CHALLENGE:
Make an exact copy of the lines, leaving the pictures out.

MATERIAL SHOWN:
>>>>>
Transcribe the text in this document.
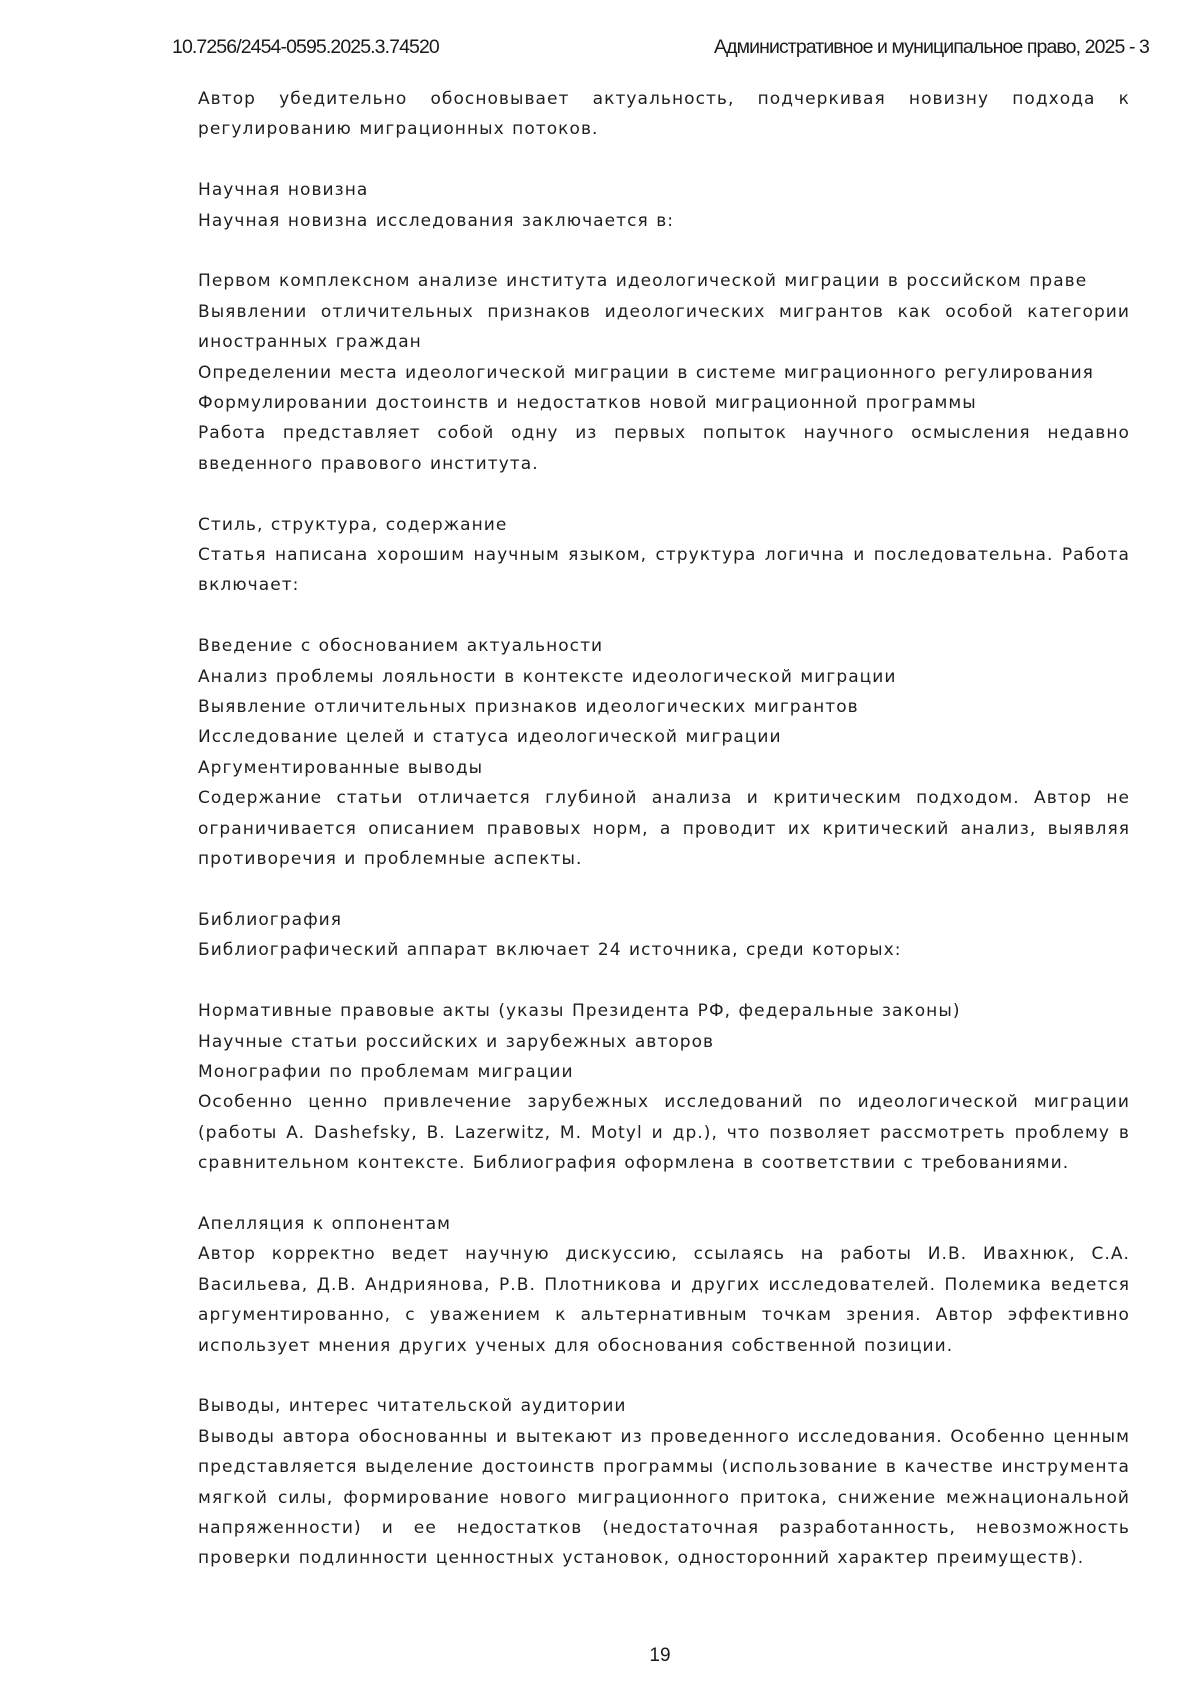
10.7256/2454-0595.2025.3.74520	Административное и муниципальное право, 2025 - 3

Автор убедительно обосновывает актуальность, подчеркивая новизну подхода к регулированию миграционных потоков.

Научная новизна

Научная новизна исследования заключается в:

Первом комплексном анализе института идеологической миграции в российском праве

Выявлении отличительных признаков идеологических мигрантов как особой категории иностранных граждан

Определении места идеологической миграции в системе миграционного регулирования

Формулировании достоинств и недостатков новой миграционной программы

Работа представляет собой одну из первых попыток научного осмысления недавно введенного правового института.

Стиль, структура, содержание

Статья написана хорошим научным языком, структура логична и последовательна. Работа включает:

Введение с обоснованием актуальности

Анализ проблемы лояльности в контексте идеологической миграции

Выявление отличительных признаков идеологических мигрантов

Исследование целей и статуса идеологической миграции

Аргументированные выводы

Содержание статьи отличается глубиной анализа и критическим подходом. Автор не ограничивается описанием правовых норм, а проводит их критический анализ, выявляя противоречия и проблемные аспекты.

Библиография

Библиографический аппарат включает 24 источника, среди которых:

Нормативные правовые акты (указы Президента РФ, федеральные законы)

Научные статьи российских и зарубежных авторов

Монографии по проблемам миграции

Особенно ценно привлечение зарубежных исследований по идеологической миграции (работы A. Dashefsky, B. Lazerwitz, M. Motyl и др.), что позволяет рассмотреть проблему в сравнительном контексте. Библиография оформлена в соответствии с требованиями.

Апелляция к оппонентам

Автор корректно ведет научную дискуссию, ссылаясь на работы И.В. Ивахнюк, С.А. Васильева, Д.В. Андриянова, Р.В. Плотникова и других исследователей. Полемика ведется аргументированно, с уважением к альтернативным точкам зрения. Автор эффективно использует мнения других ученых для обоснования собственной позиции.

Выводы, интерес читательской аудитории

Выводы автора обоснованны и вытекают из проведенного исследования. Особенно ценным представляется выделение достоинств программы (использование в качестве инструмента мягкой силы, формирование нового миграционного притока, снижение межнациональной напряженности) и ее недостатков (недостаточная разработанность, невозможность проверки подлинности ценностных установок, односторонний характер преимуществ).

19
<<<<<
RESPONSE:
Transcribe the text in this document.
10.7256/2454-0595.2025.3.74520	Административное и муниципальное право, 2025 - 3

Автор убедительно обосновывает актуальность, подчеркивая новизну подхода к регулированию миграционных потоков.

Научная новизна

Научная новизна исследования заключается в:

Первом комплексном анализе института идеологической миграции в российском праве

Выявлении отличительных признаков идеологических мигрантов как особой категории иностранных граждан

Определении места идеологической миграции в системе миграционного регулирования

Формулировании достоинств и недостатков новой миграционной программы

Работа представляет собой одну из первых попыток научного осмысления недавно введенного правового института.

Стиль, структура, содержание

Статья написана хорошим научным языком, структура логична и последовательна. Работа включает:

Введение с обоснованием актуальности

Анализ проблемы лояльности в контексте идеологической миграции

Выявление отличительных признаков идеологических мигрантов

Исследование целей и статуса идеологической миграции

Аргументированные выводы

Содержание статьи отличается глубиной анализа и критическим подходом. Автор не ограничивается описанием правовых норм, а проводит их критический анализ, выявляя противоречия и проблемные аспекты.

Библиография

Библиографический аппарат включает 24 источника, среди которых:

Нормативные правовые акты (указы Президента РФ, федеральные законы)

Научные статьи российских и зарубежных авторов

Монографии по проблемам миграции

Особенно ценно привлечение зарубежных исследований по идеологической миграции (работы A. Dashefsky, B. Lazerwitz, M. Motyl и др.), что позволяет рассмотреть проблему в сравнительном контексте. Библиография оформлена в соответствии с требованиями.

Апелляция к оппонентам

Автор корректно ведет научную дискуссию, ссылаясь на работы И.В. Ивахнюк, С.А. Васильева, Д.В. Андриянова, Р.В. Плотникова и других исследователей. Полемика ведется аргументированно, с уважением к альтернативным точкам зрения. Автор эффективно использует мнения других ученых для обоснования собственной позиции.

Выводы, интерес читательской аудитории

Выводы автора обоснованны и вытекают из проведенного исследования. Особенно ценным представляется выделение достоинств программы (использование в качестве инструмента мягкой силы, формирование нового миграционного притока, снижение межнациональной напряженности) и ее недостатков (недостаточная разработанность, невозможность проверки подлинности ценностных установок, односторонний характер преимуществ).

19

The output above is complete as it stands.